• _PROBLEM DESCRIPTION_:
Below are some entries; set them all down exactly.

AVAILABLE RECORDS: Begin

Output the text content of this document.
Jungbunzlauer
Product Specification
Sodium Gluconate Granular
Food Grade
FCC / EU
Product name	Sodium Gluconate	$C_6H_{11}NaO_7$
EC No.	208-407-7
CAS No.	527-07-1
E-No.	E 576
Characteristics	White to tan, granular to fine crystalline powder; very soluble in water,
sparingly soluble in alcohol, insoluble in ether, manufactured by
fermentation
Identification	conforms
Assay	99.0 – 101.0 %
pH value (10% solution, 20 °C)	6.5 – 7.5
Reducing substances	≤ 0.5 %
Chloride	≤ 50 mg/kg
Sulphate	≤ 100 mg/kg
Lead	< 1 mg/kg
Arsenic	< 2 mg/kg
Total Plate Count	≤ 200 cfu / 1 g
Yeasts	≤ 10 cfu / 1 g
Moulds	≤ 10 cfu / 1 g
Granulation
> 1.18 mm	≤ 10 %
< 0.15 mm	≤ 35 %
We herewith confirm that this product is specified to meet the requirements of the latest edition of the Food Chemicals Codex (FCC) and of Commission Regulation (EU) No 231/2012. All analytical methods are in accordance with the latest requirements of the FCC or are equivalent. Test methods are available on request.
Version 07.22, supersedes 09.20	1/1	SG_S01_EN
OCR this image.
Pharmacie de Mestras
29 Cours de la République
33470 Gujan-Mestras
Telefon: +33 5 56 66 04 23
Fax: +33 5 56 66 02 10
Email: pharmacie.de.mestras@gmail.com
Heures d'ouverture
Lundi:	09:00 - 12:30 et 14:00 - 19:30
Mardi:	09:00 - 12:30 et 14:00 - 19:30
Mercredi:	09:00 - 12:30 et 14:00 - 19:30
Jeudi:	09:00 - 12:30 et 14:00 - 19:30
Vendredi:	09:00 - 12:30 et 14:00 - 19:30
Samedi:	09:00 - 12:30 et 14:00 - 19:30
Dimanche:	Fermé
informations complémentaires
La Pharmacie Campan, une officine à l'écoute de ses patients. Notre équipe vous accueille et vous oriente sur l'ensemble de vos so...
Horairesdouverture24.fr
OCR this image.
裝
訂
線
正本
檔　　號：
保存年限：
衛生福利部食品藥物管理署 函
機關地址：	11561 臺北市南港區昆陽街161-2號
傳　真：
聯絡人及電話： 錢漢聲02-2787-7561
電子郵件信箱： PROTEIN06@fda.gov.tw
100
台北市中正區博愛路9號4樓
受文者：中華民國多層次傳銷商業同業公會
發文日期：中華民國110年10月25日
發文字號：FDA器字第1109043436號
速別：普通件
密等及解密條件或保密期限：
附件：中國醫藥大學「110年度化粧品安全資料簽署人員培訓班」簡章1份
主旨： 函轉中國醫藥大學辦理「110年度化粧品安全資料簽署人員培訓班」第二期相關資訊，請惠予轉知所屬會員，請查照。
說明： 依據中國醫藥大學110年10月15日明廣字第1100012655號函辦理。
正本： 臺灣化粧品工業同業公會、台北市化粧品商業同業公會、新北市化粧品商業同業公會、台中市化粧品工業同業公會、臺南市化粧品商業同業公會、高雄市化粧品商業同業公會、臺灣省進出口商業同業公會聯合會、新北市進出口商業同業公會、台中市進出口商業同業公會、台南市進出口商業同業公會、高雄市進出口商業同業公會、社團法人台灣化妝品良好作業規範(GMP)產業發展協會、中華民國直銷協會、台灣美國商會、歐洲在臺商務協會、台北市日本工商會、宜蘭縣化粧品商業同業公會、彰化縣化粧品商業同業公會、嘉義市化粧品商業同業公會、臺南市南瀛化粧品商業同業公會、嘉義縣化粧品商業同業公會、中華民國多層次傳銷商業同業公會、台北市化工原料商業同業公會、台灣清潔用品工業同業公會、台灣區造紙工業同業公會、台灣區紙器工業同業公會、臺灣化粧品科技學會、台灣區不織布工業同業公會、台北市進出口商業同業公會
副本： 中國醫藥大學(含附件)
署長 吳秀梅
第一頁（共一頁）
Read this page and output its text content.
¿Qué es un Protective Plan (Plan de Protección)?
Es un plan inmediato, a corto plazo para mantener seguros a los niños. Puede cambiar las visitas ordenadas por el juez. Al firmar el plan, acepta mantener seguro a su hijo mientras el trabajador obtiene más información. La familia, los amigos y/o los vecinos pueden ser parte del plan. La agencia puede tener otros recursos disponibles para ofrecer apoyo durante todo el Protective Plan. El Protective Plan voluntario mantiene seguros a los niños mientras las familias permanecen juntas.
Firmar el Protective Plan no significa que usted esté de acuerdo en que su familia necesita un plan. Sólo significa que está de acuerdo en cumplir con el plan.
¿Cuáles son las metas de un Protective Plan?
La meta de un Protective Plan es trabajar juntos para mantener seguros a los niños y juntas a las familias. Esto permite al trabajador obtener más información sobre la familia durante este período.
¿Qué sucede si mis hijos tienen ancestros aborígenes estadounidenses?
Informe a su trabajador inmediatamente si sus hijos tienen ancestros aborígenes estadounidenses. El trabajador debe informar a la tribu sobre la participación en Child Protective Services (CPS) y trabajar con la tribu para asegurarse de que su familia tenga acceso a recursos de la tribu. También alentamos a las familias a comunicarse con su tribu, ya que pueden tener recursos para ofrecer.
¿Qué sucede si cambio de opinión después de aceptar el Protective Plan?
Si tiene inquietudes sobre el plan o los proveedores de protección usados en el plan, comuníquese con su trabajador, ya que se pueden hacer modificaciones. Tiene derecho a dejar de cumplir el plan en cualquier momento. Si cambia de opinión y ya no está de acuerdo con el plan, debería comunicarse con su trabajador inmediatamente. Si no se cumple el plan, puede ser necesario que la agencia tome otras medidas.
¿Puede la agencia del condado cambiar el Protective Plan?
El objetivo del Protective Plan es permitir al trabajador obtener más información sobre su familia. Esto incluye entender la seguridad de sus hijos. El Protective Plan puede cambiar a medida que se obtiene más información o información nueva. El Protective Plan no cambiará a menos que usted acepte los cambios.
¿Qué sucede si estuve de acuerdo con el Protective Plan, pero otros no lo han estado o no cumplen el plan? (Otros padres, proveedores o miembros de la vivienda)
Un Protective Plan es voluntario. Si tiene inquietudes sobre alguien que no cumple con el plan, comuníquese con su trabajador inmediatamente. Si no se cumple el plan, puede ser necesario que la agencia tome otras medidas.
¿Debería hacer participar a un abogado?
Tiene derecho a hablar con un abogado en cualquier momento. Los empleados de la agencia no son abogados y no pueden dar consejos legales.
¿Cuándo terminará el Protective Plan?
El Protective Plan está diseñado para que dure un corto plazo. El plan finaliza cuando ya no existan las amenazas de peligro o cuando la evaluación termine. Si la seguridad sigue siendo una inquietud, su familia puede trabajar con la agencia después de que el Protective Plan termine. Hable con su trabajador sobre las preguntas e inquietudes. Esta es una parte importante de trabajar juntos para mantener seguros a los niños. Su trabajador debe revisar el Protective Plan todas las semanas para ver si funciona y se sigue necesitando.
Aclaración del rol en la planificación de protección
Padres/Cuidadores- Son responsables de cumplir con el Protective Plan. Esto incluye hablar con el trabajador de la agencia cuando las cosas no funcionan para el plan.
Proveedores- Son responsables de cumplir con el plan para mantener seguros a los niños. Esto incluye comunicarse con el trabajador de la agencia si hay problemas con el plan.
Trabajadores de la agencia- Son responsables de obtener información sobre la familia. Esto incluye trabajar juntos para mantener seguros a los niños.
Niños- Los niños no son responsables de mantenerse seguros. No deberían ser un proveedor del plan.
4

AVAILABLE RECORDS: End

• _WRITTEN ANSWER_:
Output the text content of this document.
Jungbunzlauer
Product Specification
Sodium Gluconate Granular
Food Grade
FCC / EU
Product name	Sodium Gluconate	$C_6H_{11}NaO_7$
EC No.	208-407-7
CAS No.	527-07-1
E-No.	E 576
Characteristics	White to tan, granular to fine crystalline powder; very soluble in water,
sparingly soluble in alcohol, insoluble in ether, manufactured by
fermentation
Identification	conforms
Assay	99.0 – 101.0 %
pH value (10% solution, 20 °C)	6.5 – 7.5
Reducing substances	≤ 0.5 %
Chloride	≤ 50 mg/kg
Sulphate	≤ 100 mg/kg
Lead	< 1 mg/kg
Arsenic	< 2 mg/kg
Total Plate Count	≤ 200 cfu / 1 g
Yeasts	≤ 10 cfu / 1 g
Moulds	≤ 10 cfu / 1 g
Granulation
> 1.18 mm	≤ 10 %
< 0.15 mm	≤ 35 %
We herewith confirm that this product is specified to meet the requirements of the latest edition of the Food Chemicals Codex (FCC) and of Commission Regulation (EU) No 231/2012. All analytical methods are in accordance with the latest requirements of the FCC or are equivalent. Test methods are available on request.
Version 07.22, supersedes 09.20	1/1	SG_S01_EN
OCR this image.
Pharmacie de Mestras
29 Cours de la République
33470 Gujan-Mestras
Telefon: +33 5 56 66 04 23
Fax: +33 5 56 66 02 10
Email: pharmacie.de.mestras@gmail.com
Heures d'ouverture
Lundi:	09:00 - 12:30 et 14:00 - 19:30
Mardi:	09:00 - 12:30 et 14:00 - 19:30
Mercredi:	09:00 - 12:30 et 14:00 - 19:30
Jeudi:	09:00 - 12:30 et 14:00 - 19:30
Vendredi:	09:00 - 12:30 et 14:00 - 19:30
Samedi:	09:00 - 12:30 et 14:00 - 19:30
Dimanche:	Fermé
informations complémentaires
La Pharmacie Campan, une officine à l'écoute de ses patients. Notre équipe vous accueille et vous oriente sur l'ensemble de vos so...
Horairesdouverture24.fr
OCR this image.
裝
訂
線
正本
檔　　號：
保存年限：
衛生福利部食品藥物管理署 函
機關地址：	11561 臺北市南港區昆陽街161-2號
傳　真：
聯絡人及電話： 錢漢聲02-2787-7561
電子郵件信箱： PROTEIN06@fda.gov.tw
100
台北市中正區博愛路9號4樓
受文者：中華民國多層次傳銷商業同業公會
發文日期：中華民國110年10月25日
發文字號：FDA器字第1109043436號
速別：普通件
密等及解密條件或保密期限：
附件：中國醫藥大學「110年度化粧品安全資料簽署人員培訓班」簡章1份
主旨： 函轉中國醫藥大學辦理「110年度化粧品安全資料簽署人員培訓班」第二期相關資訊，請惠予轉知所屬會員，請查照。
說明： 依據中國醫藥大學110年10月15日明廣字第1100012655號函辦理。
正本： 臺灣化粧品工業同業公會、台北市化粧品商業同業公會、新北市化粧品商業同業公會、台中市化粧品工業同業公會、臺南市化粧品商業同業公會、高雄市化粧品商業同業公會、臺灣省進出口商業同業公會聯合會、新北市進出口商業同業公會、台中市進出口商業同業公會、台南市進出口商業同業公會、高雄市進出口商業同業公會、社團法人台灣化妝品良好作業規範(GMP)產業發展協會、中華民國直銷協會、台灣美國商會、歐洲在臺商務協會、台北市日本工商會、宜蘭縣化粧品商業同業公會、彰化縣化粧品商業同業公會、嘉義市化粧品商業同業公會、臺南市南瀛化粧品商業同業公會、嘉義縣化粧品商業同業公會、中華民國多層次傳銷商業同業公會、台北市化工原料商業同業公會、台灣清潔用品工業同業公會、台灣區造紙工業同業公會、台灣區紙器工業同業公會、臺灣化粧品科技學會、台灣區不織布工業同業公會、台北市進出口商業同業公會
副本： 中國醫藥大學(含附件)
署長 吳秀梅
第一頁（共一頁）
Read this page and output its text content.
¿Qué es un Protective Plan (Plan de Protección)?
Es un plan inmediato, a corto plazo para mantener seguros a los niños. Puede cambiar las visitas ordenadas por el juez. Al firmar el plan, acepta mantener seguro a su hijo mientras el trabajador obtiene más información. La familia, los amigos y/o los vecinos pueden ser parte del plan. La agencia puede tener otros recursos disponibles para ofrecer apoyo durante todo el Protective Plan. El Protective Plan voluntario mantiene seguros a los niños mientras las familias permanecen juntas.
Firmar el Protective Plan no significa que usted esté de acuerdo en que su familia necesita un plan. Sólo significa que está de acuerdo en cumplir con el plan.
¿Cuáles son las metas de un Protective Plan?
La meta de un Protective Plan es trabajar juntos para mantener seguros a los niños y juntas a las familias. Esto permite al trabajador obtener más información sobre la familia durante este período.
¿Qué sucede si mis hijos tienen ancestros aborígenes estadounidenses?
Informe a su trabajador inmediatamente si sus hijos tienen ancestros aborígenes estadounidenses. El trabajador debe informar a la tribu sobre la participación en Child Protective Services (CPS) y trabajar con la tribu para asegurarse de que su familia tenga acceso a recursos de la tribu. También alentamos a las familias a comunicarse con su tribu, ya que pueden tener recursos para ofrecer.
¿Qué sucede si cambio de opinión después de aceptar el Protective Plan?
Si tiene inquietudes sobre el plan o los proveedores de protección usados en el plan, comuníquese con su trabajador, ya que se pueden hacer modificaciones. Tiene derecho a dejar de cumplir el plan en cualquier momento. Si cambia de opinión y ya no está de acuerdo con el plan, debería comunicarse con su trabajador inmediatamente. Si no se cumple el plan, puede ser necesario que la agencia tome otras medidas.
¿Puede la agencia del condado cambiar el Protective Plan?
El objetivo del Protective Plan es permitir al trabajador obtener más información sobre su familia. Esto incluye entender la seguridad de sus hijos. El Protective Plan puede cambiar a medida que se obtiene más información o información nueva. El Protective Plan no cambiará a menos que usted acepte los cambios.
¿Qué sucede si estuve de acuerdo con el Protective Plan, pero otros no lo han estado o no cumplen el plan? (Otros padres, proveedores o miembros de la vivienda)
Un Protective Plan es voluntario. Si tiene inquietudes sobre alguien que no cumple con el plan, comuníquese con su trabajador inmediatamente. Si no se cumple el plan, puede ser necesario que la agencia tome otras medidas.
¿Debería hacer participar a un abogado?
Tiene derecho a hablar con un abogado en cualquier momento. Los empleados de la agencia no son abogados y no pueden dar consejos legales.
¿Cuándo terminará el Protective Plan?
El Protective Plan está diseñado para que dure un corto plazo. El plan finaliza cuando ya no existan las amenazas de peligro o cuando la evaluación termine. Si la seguridad sigue siendo una inquietud, su familia puede trabajar con la agencia después de que el Protective Plan termine. Hable con su trabajador sobre las preguntas e inquietudes. Esta es una parte importante de trabajar juntos para mantener seguros a los niños. Su trabajador debe revisar el Protective Plan todas las semanas para ver si funciona y se sigue necesitando.
Aclaración del rol en la planificación de protección
Padres/Cuidadores- Son responsables de cumplir con el Protective Plan. Esto incluye hablar con el trabajador de la agencia cuando las cosas no funcionan para el plan.
Proveedores- Son responsables de cumplir con el plan para mantener seguros a los niños. Esto incluye comunicarse con el trabajador de la agencia si hay problemas con el plan.
Trabajadores de la agencia- Son responsables de obtener información sobre la familia. Esto incluye trabajar juntos para mantener seguros a los niños.
Niños- Los niños no son responsables de mantenerse seguros. No deberían ser un proveedor del plan.
4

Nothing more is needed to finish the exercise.